Data records
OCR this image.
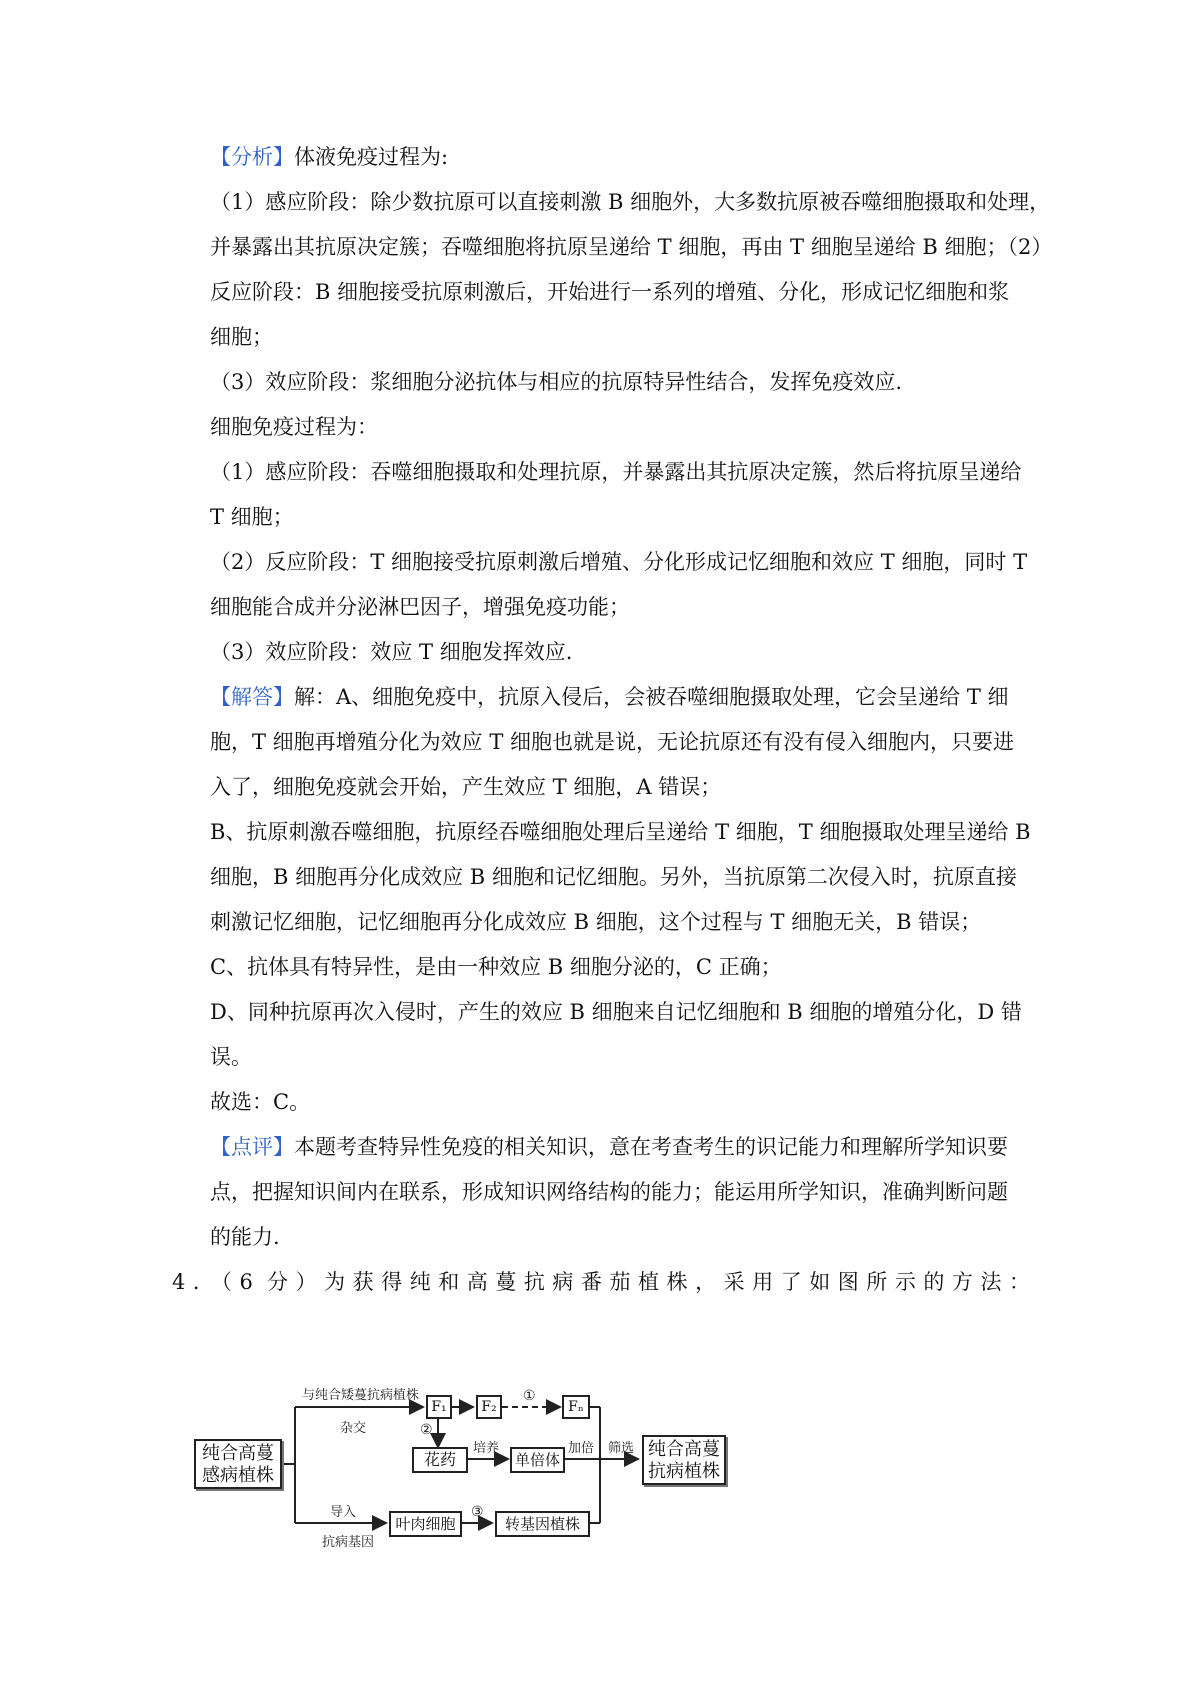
【分析】体液免疫过程为:
（1）感应阶段：除少数抗原可以直接刺激 B 细胞外，大多数抗原被吞噬细胞摄取和处理，
并暴露出其抗原决定簇；吞噬细胞将抗原呈递给 T 细胞，再由 T 细胞呈递给 B 细胞；（2）
反应阶段：B 细胞接受抗原刺激后，开始进行一系列的增殖、分化，形成记忆细胞和浆
细胞；
（3）效应阶段：浆细胞分泌抗体与相应的抗原特异性结合，发挥免疫效应.
细胞免疫过程为：
（1）感应阶段：吞噬细胞摄取和处理抗原，并暴露出其抗原决定簇，然后将抗原呈递给
T 细胞；
（2）反应阶段：T 细胞接受抗原刺激后增殖、分化形成记忆细胞和效应 T 细胞，同时 T
细胞能合成并分泌淋巴因子，增强免疫功能；
（3）效应阶段：效应 T 细胞发挥效应.
【解答】解：A、细胞免疫中，抗原入侵后，会被吞噬细胞摄取处理，它会呈递给 T 细
胞，T 细胞再增殖分化为效应 T 细胞也就是说，无论抗原还有没有侵入细胞内，只要进
入了，细胞免疫就会开始，产生效应 T 细胞，A 错误；
B、抗原刺激吞噬细胞，抗原经吞噬细胞处理后呈递给 T 细胞，T 细胞摄取处理呈递给 B
细胞，B 细胞再分化成效应 B 细胞和记忆细胞。另外，当抗原第二次侵入时，抗原直接
刺激记忆细胞，记忆细胞再分化成效应 B 细胞，这个过程与 T 细胞无关，B 错误；
C、抗体具有特异性，是由一种效应 B 细胞分泌的，C 正确；
D、同种抗原再次入侵时，产生的效应 B 细胞来自记忆细胞和 B 细胞的增殖分化，D 错
误。
故选：C。
【点评】本题考查特异性免疫的相关知识，意在考查考生的识记能力和理解所学知识要
点，把握知识间内在联系，形成知识网络结构的能力；能运用所学知识，准确判断问题
的能力.
4．（6 分）为获得纯和高蔓抗病番茄植株，采用了如图所示的方法：
纯合高蔓
感病植株
与纯合矮蔓抗病植株
杂交
F₁	F₂
①
Fₙ
②
花药
培养
单倍体
加倍 筛选 纯合高蔓
抗病植株
导入
抗病基因
叶肉细胞
③
转基因植株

AIM -> Reproduce the whole listing word for word, setting aside any pictures.

REPLY ->
OCR this image.
【分析】体液免疫过程为:
（1）感应阶段：除少数抗原可以直接刺激 B 细胞外，大多数抗原被吞噬细胞摄取和处理，
并暴露出其抗原决定簇；吞噬细胞将抗原呈递给 T 细胞，再由 T 细胞呈递给 B 细胞；（2）
反应阶段：B 细胞接受抗原刺激后，开始进行一系列的增殖、分化，形成记忆细胞和浆
细胞；
（3）效应阶段：浆细胞分泌抗体与相应的抗原特异性结合，发挥免疫效应.
细胞免疫过程为：
（1）感应阶段：吞噬细胞摄取和处理抗原，并暴露出其抗原决定簇，然后将抗原呈递给
T 细胞；
（2）反应阶段：T 细胞接受抗原刺激后增殖、分化形成记忆细胞和效应 T 细胞，同时 T
细胞能合成并分泌淋巴因子，增强免疫功能；
（3）效应阶段：效应 T 细胞发挥效应.
【解答】解：A、细胞免疫中，抗原入侵后，会被吞噬细胞摄取处理，它会呈递给 T 细
胞，T 细胞再增殖分化为效应 T 细胞也就是说，无论抗原还有没有侵入细胞内，只要进
入了，细胞免疫就会开始，产生效应 T 细胞，A 错误；
B、抗原刺激吞噬细胞，抗原经吞噬细胞处理后呈递给 T 细胞，T 细胞摄取处理呈递给 B
细胞，B 细胞再分化成效应 B 细胞和记忆细胞。另外，当抗原第二次侵入时，抗原直接
刺激记忆细胞，记忆细胞再分化成效应 B 细胞，这个过程与 T 细胞无关，B 错误；
C、抗体具有特异性，是由一种效应 B 细胞分泌的，C 正确；
D、同种抗原再次入侵时，产生的效应 B 细胞来自记忆细胞和 B 细胞的增殖分化，D 错
误。
故选：C。
【点评】本题考查特异性免疫的相关知识，意在考查考生的识记能力和理解所学知识要
点，把握知识间内在联系，形成知识网络结构的能力；能运用所学知识，准确判断问题
的能力.
4．（6 分）为获得纯和高蔓抗病番茄植株，采用了如图所示的方法：
纯合高蔓
感病植株
与纯合矮蔓抗病植株
杂交
F₁	F₂
①
Fₙ
②
花药
培养
单倍体
加倍 筛选 纯合高蔓
抗病植株
导入
抗病基因
叶肉细胞
③
转基因植株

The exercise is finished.